## Brief
Transcribe the data that follows precisely, omitting nothing.

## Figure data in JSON
*-*-*
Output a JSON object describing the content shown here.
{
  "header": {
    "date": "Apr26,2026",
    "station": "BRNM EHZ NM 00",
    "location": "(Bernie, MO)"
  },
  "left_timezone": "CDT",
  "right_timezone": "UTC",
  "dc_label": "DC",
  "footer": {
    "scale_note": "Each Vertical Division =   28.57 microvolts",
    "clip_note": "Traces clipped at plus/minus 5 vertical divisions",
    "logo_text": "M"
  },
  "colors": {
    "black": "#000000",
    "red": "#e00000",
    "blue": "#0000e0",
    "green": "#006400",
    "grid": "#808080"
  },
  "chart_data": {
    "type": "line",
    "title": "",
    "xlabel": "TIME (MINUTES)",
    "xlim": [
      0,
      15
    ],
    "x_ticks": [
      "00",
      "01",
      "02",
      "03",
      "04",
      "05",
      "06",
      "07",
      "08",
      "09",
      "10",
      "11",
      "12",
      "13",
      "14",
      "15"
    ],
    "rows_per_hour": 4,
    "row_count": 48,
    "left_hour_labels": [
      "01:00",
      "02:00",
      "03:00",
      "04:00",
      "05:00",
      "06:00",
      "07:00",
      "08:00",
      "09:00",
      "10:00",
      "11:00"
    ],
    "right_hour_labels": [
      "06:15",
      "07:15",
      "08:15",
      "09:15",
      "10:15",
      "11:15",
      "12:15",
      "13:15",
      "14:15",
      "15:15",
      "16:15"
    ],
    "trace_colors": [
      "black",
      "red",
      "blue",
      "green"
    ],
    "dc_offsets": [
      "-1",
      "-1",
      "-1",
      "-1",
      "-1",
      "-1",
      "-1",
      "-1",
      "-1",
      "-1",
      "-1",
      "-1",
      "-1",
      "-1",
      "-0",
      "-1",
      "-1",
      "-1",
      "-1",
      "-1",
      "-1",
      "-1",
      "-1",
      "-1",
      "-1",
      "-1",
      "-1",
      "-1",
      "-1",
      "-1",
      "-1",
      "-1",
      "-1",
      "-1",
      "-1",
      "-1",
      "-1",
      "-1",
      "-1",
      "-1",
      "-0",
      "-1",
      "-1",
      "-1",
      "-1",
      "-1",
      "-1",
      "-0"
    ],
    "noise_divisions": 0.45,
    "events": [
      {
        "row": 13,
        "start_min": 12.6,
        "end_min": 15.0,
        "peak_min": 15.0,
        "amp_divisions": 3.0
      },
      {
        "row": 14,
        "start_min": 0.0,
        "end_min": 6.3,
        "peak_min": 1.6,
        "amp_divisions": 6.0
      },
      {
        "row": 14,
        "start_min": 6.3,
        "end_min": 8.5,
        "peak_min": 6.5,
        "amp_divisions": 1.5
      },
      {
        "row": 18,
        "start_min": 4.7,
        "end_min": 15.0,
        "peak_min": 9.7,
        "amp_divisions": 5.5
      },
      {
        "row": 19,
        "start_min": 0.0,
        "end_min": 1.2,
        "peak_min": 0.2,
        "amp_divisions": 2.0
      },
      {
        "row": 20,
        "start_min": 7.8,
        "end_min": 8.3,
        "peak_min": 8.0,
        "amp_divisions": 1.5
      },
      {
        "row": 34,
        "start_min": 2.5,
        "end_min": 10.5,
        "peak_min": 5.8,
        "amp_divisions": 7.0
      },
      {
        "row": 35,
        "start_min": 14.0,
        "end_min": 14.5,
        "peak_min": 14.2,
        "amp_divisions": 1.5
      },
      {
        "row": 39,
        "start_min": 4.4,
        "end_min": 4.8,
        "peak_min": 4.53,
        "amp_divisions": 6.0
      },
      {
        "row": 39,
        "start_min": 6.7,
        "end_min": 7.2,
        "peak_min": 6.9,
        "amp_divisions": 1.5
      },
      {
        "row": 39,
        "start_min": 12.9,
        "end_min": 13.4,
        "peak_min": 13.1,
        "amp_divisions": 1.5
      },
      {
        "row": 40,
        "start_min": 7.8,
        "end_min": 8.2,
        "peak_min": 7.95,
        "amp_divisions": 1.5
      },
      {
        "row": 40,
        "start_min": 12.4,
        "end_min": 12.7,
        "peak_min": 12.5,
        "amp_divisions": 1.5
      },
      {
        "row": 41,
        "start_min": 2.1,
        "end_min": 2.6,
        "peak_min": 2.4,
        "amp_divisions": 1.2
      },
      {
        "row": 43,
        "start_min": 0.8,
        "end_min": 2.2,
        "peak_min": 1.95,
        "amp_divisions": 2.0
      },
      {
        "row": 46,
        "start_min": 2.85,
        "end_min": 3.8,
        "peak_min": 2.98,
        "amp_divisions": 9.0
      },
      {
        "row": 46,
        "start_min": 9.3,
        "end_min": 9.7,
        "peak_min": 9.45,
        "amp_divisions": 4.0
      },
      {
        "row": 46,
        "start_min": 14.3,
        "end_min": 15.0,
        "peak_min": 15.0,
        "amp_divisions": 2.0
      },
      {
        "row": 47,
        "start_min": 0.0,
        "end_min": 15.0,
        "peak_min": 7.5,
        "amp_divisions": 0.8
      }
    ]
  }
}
*-*-*
## Task answer
Output a JSON object describing the content shown here.
{
  "header": {
    "date": "Apr26,2026",
    "station": "BRNM EHZ NM 00",
    "location": "(Bernie, MO)"
  },
  "left_timezone": "CDT",
  "right_timezone": "UTC",
  "dc_label": "DC",
  "footer": {
    "scale_note": "Each Vertical Division =   28.57 microvolts",
    "clip_note": "Traces clipped at plus/minus 5 vertical divisions",
    "logo_text": "M"
  },
  "colors": {
    "black": "#000000",
    "red": "#e00000",
    "blue": "#0000e0",
    "green": "#006400",
    "grid": "#808080"
  },
  "chart_data": {
    "type": "line",
    "title": "",
    "xlabel": "TIME (MINUTES)",
    "xlim": [
      0,
      15
    ],
    "x_ticks": [
      "00",
      "01",
      "02",
      "03",
      "04",
      "05",
      "06",
      "07",
      "08",
      "09",
      "10",
      "11",
      "12",
      "13",
      "14",
      "15"
    ],
    "rows_per_hour": 4,
    "row_count": 48,
    "left_hour_labels": [
      "01:00",
      "02:00",
      "03:00",
      "04:00",
      "05:00",
      "06:00",
      "07:00",
      "08:00",
      "09:00",
      "10:00",
      "11:00"
    ],
    "right_hour_labels": [
      "06:15",
      "07:15",
      "08:15",
      "09:15",
      "10:15",
      "11:15",
      "12:15",
      "13:15",
      "14:15",
      "15:15",
      "16:15"
    ],
    "trace_colors": [
      "black",
      "red",
      "blue",
      "green"
    ],
    "dc_offsets": [
      "-1",
      "-1",
      "-1",
      "-1",
      "-1",
      "-1",
      "-1",
      "-1",
      "-1",
      "-1",
      "-1",
      "-1",
      "-1",
      "-1",
      "-0",
      "-1",
      "-1",
      "-1",
      "-1",
      "-1",
      "-1",
      "-1",
      "-1",
      "-1",
      "-1",
      "-1",
      "-1",
      "-1",
      "-1",
      "-1",
      "-1",
      "-1",
      "-1",
      "-1",
      "-1",
      "-1",
      "-1",
      "-1",
      "-1",
      "-1",
      "-0",
      "-1",
      "-1",
      "-1",
      "-1",
      "-1",
      "-1",
      "-0"
    ],
    "noise_divisions": 0.45,
    "events": [
      {
        "row": 13,
        "start_min": 12.6,
        "end_min": 15.0,
        "peak_min": 15.0,
        "amp_divisions": 3.0
      },
      {
        "row": 14,
        "start_min": 0.0,
        "end_min": 6.3,
        "peak_min": 1.6,
        "amp_divisions": 6.0
      },
      {
        "row": 14,
        "start_min": 6.3,
        "end_min": 8.5,
        "peak_min": 6.5,
        "amp_divisions": 1.5
      },
      {
        "row": 18,
        "start_min": 4.7,
        "end_min": 15.0,
        "peak_min": 9.7,
        "amp_divisions": 5.5
      },
      {
        "row": 19,
        "start_min": 0.0,
        "end_min": 1.2,
        "peak_min": 0.2,
        "amp_divisions": 2.0
      },
      {
        "row": 20,
        "start_min": 7.8,
        "end_min": 8.3,
        "peak_min": 8.0,
        "amp_divisions": 1.5
      },
      {
        "row": 34,
        "start_min": 2.5,
        "end_min": 10.5,
        "peak_min": 5.8,
        "amp_divisions": 7.0
      },
      {
        "row": 35,
        "start_min": 14.0,
        "end_min": 14.5,
        "peak_min": 14.2,
        "amp_divisions": 1.5
      },
      {
        "row": 39,
        "start_min": 4.4,
        "end_min": 4.8,
        "peak_min": 4.53,
        "amp_divisions": 6.0
      },
      {
        "row": 39,
        "start_min": 6.7,
        "end_min": 7.2,
        "peak_min": 6.9,
        "amp_divisions": 1.5
      },
      {
        "row": 39,
        "start_min": 12.9,
        "end_min": 13.4,
        "peak_min": 13.1,
        "amp_divisions": 1.5
      },
      {
        "row": 40,
        "start_min": 7.8,
        "end_min": 8.2,
        "peak_min": 7.95,
        "amp_divisions": 1.5
      },
      {
        "row": 40,
        "start_min": 12.4,
        "end_min": 12.7,
        "peak_min": 12.5,
        "amp_divisions": 1.5
      },
      {
        "row": 41,
        "start_min": 2.1,
        "end_min": 2.6,
        "peak_min": 2.4,
        "amp_divisions": 1.2
      },
      {
        "row": 43,
        "start_min": 0.8,
        "end_min": 2.2,
        "peak_min": 1.95,
        "amp_divisions": 2.0
      },
      {
        "row": 46,
        "start_min": 2.85,
        "end_min": 3.8,
        "peak_min": 2.98,
        "amp_divisions": 9.0
      },
      {
        "row": 46,
        "start_min": 9.3,
        "end_min": 9.7,
        "peak_min": 9.45,
        "amp_divisions": 4.0
      },
      {
        "row": 46,
        "start_min": 14.3,
        "end_min": 15.0,
        "peak_min": 15.0,
        "amp_divisions": 2.0
      },
      {
        "row": 47,
        "start_min": 0.0,
        "end_min": 15.0,
        "peak_min": 7.5,
        "amp_divisions": 0.8
      }
    ]
  }
}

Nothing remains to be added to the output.